Each line containing the word "though" must be reported.

>>>>>

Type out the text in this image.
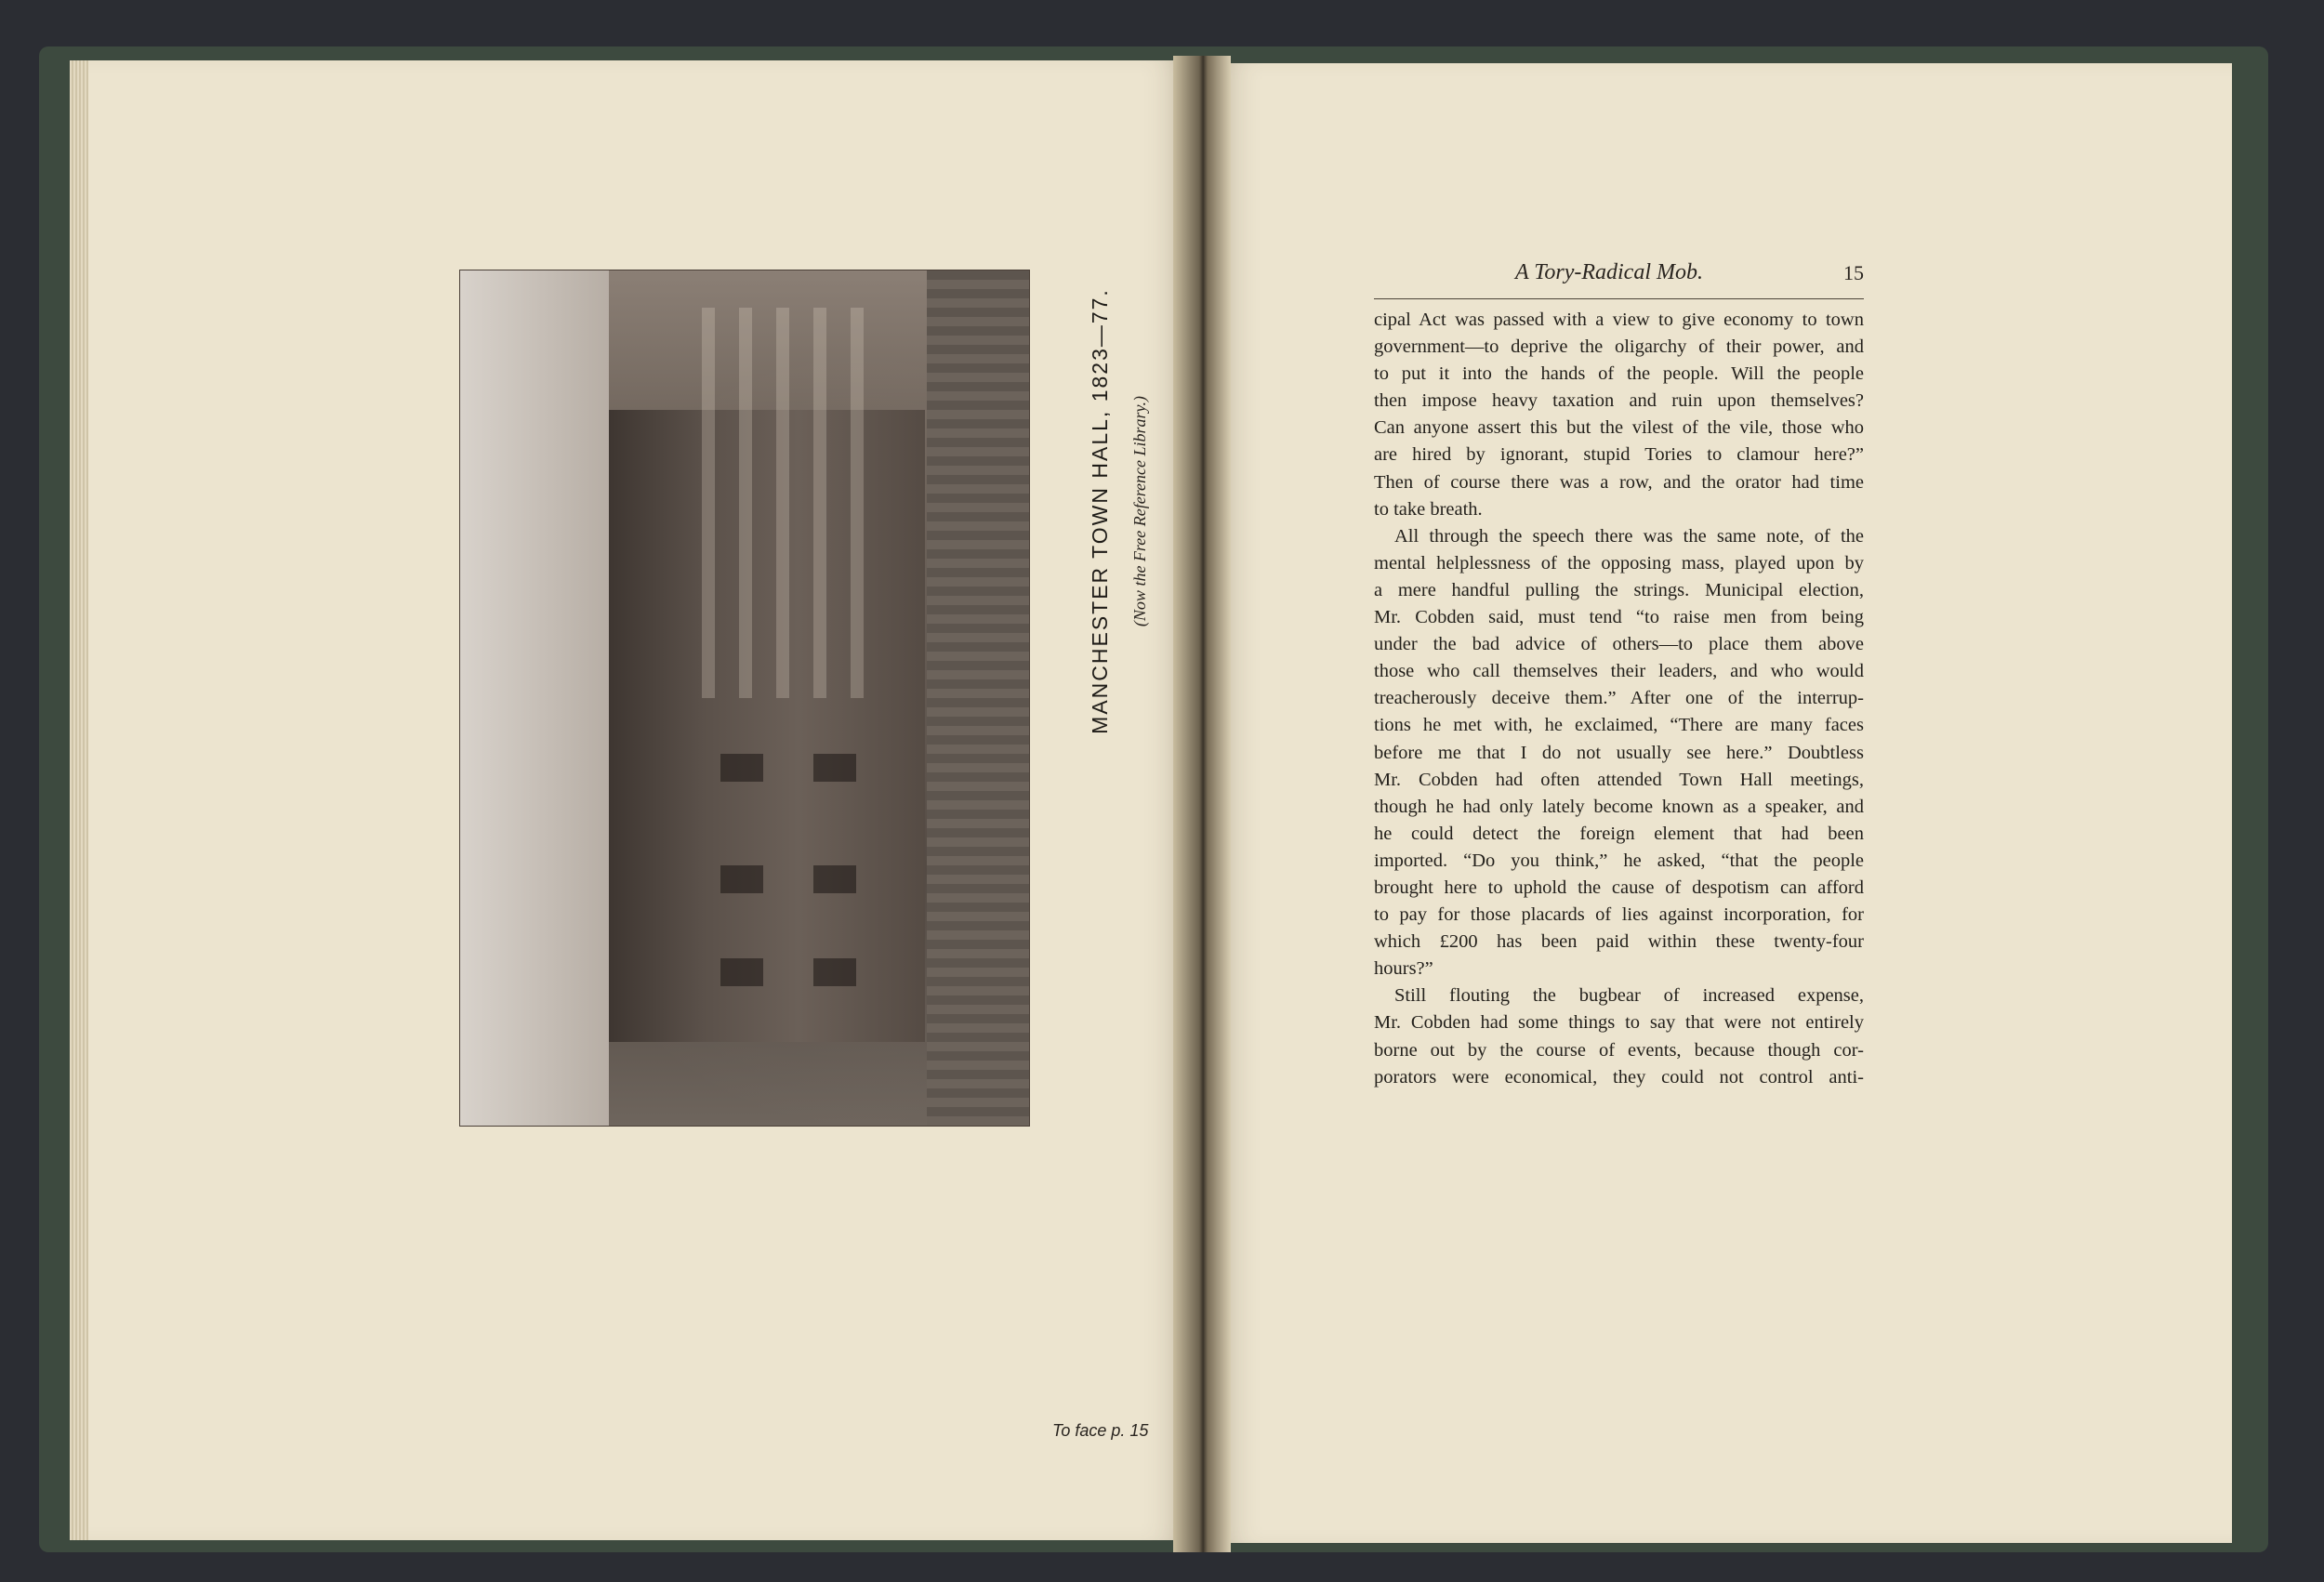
MANCHESTER TOWN HALL, 1823—77.	(Now the Free Reference Library.)
To face p. 15
A Tory-Radical Mob.	15
cipal Act was passed with a view to give economy to town
government—to deprive the oligarchy of their power, and
to put it into the hands of the people. Will the people
then impose heavy taxation and ruin upon themselves?
Can anyone assert this but the vilest of the vile, those who
are hired by ignorant, stupid Tories to clamour here?”
Then of course there was a row, and the orator had time
to take breath.
All through the speech there was the same note, of the
mental helplessness of the opposing mass, played upon by
a mere handful pulling the strings. Municipal election,
Mr. Cobden said, must tend “to raise men from being
under the bad advice of others—to place them above
those who call themselves their leaders, and who would
treacherously deceive them.” After one of the interrup-
tions he met with, he exclaimed, “There are many faces
before me that I do not usually see here.” Doubtless
Mr. Cobden had often attended Town Hall meetings,
though he had only lately become known as a speaker, and
he could detect the foreign element that had been
imported. “Do you think,” he asked, “that the people
brought here to uphold the cause of despotism can afford
to pay for those placards of lies against incorporation, for
which £200 has been paid within these twenty-four
hours?”
Still flouting the bugbear of increased expense,
Mr. Cobden had some things to say that were not entirely
borne out by the course of events, because though cor-
porators were economical, they could not control anti-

<<<<<

Solution to this exercise:
though he had only lately become known as a speaker, and
borne out by the course of events, because though cor-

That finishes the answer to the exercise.